Chang's visit and lecture, sponsored by the Ford Foundation, the Office of the Provost and the J. William Fulbright College of Arts and Sciences, are a part of the Difficult Dialogues series. The lecture will speak on hip-hop as a tool in for people in marginalized populations and its history, particularly in activism, according to a press release.

The series stems off of the Difficult Dialogues Initiative program launched and funded under the Ford Foundation in Spring 2005. Various colleges and universities submit applications for stipends to conduct projects that promote academic freedom and religious, cultural, and political pluralism on their campuses, which prepare students to constructively engage with difficult and sensitive topics, according to the Difficult Dialogues Web site.

Chang's first book, "Can't Stop, Won't Stop: A History of the Hip hop Generation," examines the last three decades of hip-hop as it culminated from a music genre in the early 1970s into an identifiable culture.

He has also written for the Village Voice, the San Francisco Bay Guardian, the Los Angeles Weekly, Vibe, Spin, The Nation, Mother Jones, and the Washington Post, according to a press release.

**Things to do**
**1.** According to the passage on Chang's lecture, when was the Difficult Dialogues Initiative program launched?
**2.** Decide whether each statement agrees with the passage on Chang's lecture: (a) The Office of the Provost is one of the lecture's sponsors. (b) Chang's first book examines the last five decades of hip-hop. (c) Colleges and universities submit applications for stipends under the program.
**3.** Proceed with the passage on Chang's lecture, starting after its final sentence.
The items after this point are separate material, apart from the passage on Chang's lecture.

Items from a collection
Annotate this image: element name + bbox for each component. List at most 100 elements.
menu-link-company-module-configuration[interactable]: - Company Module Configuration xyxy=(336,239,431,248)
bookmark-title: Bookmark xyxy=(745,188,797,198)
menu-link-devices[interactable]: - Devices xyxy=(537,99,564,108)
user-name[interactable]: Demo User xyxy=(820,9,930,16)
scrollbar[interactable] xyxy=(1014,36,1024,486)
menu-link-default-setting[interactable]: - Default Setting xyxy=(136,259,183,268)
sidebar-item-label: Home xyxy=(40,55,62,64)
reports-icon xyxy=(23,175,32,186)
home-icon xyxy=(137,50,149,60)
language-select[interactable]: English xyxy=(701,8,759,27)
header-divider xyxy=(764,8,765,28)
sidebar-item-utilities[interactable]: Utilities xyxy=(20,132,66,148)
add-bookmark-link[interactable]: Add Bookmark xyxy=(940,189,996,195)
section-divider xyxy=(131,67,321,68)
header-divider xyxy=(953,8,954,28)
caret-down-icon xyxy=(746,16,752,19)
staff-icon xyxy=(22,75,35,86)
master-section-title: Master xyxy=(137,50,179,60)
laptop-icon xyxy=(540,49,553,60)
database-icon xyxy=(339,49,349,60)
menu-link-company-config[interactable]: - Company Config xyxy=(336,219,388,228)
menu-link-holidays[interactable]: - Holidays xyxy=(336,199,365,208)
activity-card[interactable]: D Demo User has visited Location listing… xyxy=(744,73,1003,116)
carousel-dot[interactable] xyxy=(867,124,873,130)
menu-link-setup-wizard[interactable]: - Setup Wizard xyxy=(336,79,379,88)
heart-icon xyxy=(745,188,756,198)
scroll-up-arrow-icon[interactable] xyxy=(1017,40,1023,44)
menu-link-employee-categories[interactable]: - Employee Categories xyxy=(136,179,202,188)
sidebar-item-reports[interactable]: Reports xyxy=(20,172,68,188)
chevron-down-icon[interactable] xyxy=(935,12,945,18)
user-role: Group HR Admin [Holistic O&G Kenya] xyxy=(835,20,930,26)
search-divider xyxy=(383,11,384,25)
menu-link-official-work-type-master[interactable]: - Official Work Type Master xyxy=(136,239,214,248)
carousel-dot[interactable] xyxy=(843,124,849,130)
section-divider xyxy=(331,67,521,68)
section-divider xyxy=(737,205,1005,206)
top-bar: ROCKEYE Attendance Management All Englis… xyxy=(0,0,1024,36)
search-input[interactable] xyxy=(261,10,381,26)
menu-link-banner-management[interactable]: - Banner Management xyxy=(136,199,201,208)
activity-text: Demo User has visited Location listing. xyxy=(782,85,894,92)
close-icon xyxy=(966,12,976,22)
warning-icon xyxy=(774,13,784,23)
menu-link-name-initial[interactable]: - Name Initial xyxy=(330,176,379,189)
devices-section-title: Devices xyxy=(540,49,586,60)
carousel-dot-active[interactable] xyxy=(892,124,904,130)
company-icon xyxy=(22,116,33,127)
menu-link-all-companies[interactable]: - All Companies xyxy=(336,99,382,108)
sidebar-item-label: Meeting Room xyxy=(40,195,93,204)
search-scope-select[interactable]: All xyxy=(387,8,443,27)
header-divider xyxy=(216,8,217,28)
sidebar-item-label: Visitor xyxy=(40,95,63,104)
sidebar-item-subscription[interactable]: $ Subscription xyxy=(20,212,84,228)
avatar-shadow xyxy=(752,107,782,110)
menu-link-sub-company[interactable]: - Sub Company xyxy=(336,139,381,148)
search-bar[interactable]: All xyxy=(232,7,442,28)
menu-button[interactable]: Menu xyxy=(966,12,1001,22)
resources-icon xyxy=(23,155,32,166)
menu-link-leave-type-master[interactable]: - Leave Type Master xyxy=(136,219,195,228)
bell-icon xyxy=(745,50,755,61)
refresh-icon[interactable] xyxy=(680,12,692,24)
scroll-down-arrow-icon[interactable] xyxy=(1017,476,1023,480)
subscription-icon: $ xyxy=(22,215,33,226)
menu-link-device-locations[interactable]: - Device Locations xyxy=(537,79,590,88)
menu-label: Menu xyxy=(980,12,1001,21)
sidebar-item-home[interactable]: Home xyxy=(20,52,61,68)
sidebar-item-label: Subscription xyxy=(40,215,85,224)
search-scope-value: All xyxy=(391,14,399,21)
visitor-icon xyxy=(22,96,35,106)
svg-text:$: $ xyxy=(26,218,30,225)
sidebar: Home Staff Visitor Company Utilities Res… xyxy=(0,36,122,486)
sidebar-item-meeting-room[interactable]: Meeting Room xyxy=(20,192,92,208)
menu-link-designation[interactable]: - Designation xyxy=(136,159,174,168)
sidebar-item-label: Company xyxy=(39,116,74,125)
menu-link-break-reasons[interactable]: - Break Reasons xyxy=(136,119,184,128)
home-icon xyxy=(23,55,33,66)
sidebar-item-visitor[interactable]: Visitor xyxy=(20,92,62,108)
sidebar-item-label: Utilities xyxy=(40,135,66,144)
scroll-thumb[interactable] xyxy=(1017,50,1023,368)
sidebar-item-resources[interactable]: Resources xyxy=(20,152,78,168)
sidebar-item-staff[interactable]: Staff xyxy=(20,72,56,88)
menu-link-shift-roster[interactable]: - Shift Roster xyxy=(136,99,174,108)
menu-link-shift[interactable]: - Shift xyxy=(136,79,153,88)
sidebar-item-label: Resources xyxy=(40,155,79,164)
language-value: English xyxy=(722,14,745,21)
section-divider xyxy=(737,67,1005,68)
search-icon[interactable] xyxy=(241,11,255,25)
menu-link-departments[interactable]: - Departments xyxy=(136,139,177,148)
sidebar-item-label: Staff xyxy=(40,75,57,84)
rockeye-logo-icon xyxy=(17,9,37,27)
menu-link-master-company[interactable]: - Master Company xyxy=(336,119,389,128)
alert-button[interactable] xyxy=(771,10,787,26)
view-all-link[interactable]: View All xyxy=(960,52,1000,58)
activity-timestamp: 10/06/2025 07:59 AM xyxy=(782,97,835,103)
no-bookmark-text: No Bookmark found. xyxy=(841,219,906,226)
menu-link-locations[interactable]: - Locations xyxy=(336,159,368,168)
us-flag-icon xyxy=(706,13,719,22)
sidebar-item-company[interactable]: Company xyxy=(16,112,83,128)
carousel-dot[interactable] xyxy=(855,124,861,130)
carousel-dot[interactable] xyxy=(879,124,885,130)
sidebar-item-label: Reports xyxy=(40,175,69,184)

**Answers by item**
**1.** It was launched in Spring 2005.

**2.**
(a) Yes: "sponsored by the Ford Foundation, the Office of the Provost and the J. William Fulbright College of Arts and Sciences"
(b) No: "examines the last three decades of hip-hop"
(c) Yes: "Various colleges and universities submit applications for stipends"

**3.**
He is credited as a founding editor of ColorLines magazine and co-founder of the influential hip-hop independent label SoleSides. He is also credited as an organizer of the National Hip-Hop Political Convention and board member for various organizations working for social change in youth and community organizing, media justice, culture and the arts, according to his Web site, cantstopwontstop.com.

Chang earned a bachelor's degree from the University of California-Berkeley and a master's degree in Asian American studies from the University of California-Los Angeles, the former acquired during his work as a community, labor and student organizer, and lobbyist for students of the California State University system, according to the press release.